'''
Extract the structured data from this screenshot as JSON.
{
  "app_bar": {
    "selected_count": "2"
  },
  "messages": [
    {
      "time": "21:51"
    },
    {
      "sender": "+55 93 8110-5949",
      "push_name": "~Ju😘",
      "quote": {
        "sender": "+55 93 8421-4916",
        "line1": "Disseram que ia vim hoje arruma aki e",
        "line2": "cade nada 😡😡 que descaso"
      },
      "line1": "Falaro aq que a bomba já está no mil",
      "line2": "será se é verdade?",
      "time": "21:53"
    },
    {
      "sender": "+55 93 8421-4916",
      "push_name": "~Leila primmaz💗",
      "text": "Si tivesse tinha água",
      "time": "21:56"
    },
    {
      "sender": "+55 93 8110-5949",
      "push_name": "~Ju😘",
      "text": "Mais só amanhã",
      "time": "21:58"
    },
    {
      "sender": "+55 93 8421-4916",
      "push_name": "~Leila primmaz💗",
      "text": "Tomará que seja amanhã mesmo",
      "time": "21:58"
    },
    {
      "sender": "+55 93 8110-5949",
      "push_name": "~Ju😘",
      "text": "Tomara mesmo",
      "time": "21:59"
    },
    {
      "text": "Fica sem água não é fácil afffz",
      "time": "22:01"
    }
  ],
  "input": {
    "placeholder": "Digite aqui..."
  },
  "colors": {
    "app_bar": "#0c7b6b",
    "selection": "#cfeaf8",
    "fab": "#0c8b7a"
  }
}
'''
'''
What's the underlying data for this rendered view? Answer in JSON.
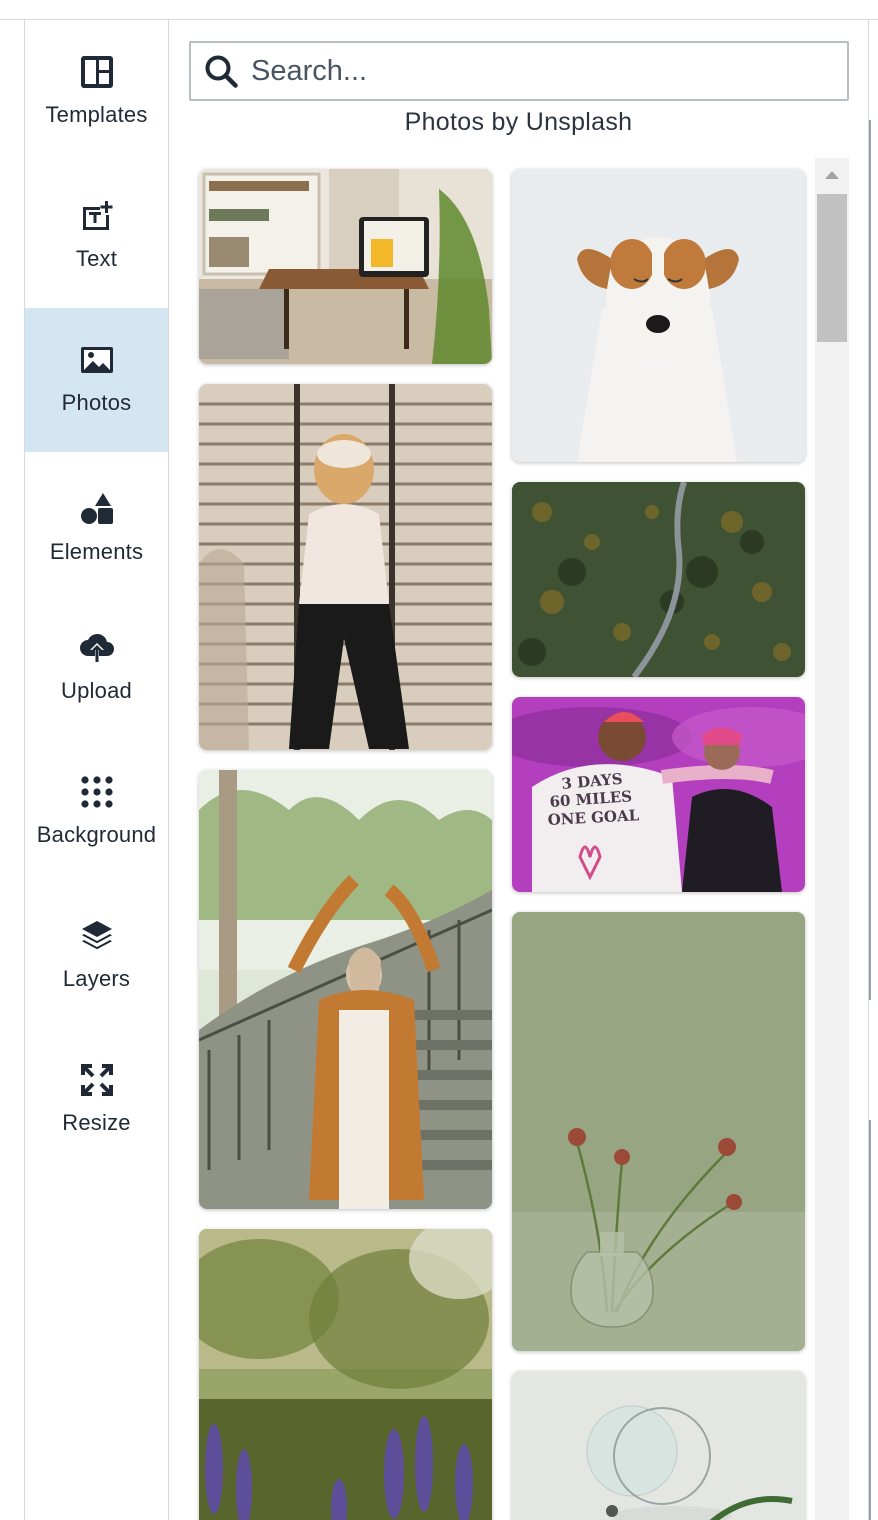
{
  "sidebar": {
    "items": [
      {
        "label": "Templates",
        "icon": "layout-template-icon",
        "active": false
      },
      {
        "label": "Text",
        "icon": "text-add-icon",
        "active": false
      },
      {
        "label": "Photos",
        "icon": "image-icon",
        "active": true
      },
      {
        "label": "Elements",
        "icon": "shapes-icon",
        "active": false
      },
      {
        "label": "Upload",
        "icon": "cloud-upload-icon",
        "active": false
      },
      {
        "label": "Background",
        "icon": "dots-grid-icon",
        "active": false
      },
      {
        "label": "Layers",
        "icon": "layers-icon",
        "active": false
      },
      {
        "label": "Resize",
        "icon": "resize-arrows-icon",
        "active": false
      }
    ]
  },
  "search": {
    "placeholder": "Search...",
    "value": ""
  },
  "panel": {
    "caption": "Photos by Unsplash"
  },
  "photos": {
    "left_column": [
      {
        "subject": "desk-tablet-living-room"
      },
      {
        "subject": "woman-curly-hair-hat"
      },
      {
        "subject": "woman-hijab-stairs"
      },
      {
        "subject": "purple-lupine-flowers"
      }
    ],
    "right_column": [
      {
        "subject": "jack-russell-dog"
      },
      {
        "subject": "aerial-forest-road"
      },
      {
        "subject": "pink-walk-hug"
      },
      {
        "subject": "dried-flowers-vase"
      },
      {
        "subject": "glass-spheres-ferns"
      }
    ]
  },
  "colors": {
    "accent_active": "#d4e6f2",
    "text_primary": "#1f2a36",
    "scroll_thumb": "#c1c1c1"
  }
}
'''
'''
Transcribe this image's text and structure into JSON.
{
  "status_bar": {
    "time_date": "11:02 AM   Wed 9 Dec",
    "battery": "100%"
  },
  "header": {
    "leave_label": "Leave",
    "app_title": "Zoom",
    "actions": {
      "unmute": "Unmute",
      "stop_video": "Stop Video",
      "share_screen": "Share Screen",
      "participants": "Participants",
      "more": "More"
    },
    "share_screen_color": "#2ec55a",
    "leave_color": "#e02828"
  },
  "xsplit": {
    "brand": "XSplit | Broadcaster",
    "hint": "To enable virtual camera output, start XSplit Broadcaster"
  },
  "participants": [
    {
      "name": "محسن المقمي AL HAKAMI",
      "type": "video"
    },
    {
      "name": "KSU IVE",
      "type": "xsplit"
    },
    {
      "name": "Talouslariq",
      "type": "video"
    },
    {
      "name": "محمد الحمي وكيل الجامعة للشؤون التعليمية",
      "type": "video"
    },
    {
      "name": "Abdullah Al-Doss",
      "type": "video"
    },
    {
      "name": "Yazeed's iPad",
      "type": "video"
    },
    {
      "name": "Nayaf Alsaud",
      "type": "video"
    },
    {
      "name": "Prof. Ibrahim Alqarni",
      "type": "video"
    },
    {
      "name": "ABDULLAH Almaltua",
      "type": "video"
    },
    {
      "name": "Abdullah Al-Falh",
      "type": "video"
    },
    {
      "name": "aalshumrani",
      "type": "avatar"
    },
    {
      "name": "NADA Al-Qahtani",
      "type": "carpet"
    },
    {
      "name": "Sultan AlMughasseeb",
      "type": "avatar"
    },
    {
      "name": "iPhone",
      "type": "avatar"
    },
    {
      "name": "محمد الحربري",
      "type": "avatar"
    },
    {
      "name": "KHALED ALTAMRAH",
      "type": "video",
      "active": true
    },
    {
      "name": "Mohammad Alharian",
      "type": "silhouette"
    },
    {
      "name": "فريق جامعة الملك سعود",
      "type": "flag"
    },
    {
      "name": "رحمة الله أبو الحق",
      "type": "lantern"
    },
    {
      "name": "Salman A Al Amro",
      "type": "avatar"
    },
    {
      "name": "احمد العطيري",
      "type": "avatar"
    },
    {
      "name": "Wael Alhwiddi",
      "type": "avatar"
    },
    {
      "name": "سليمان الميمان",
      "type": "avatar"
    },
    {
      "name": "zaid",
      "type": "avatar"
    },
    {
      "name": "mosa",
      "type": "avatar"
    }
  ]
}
'''
Exercise objective:
Using the data above, copy each line that contains "this".

Written response:
Extract the structured data from this screenshot as JSON.
What's the underlying data for this rendered view? Answer in JSON.
Transcribe this image's text and structure into JSON.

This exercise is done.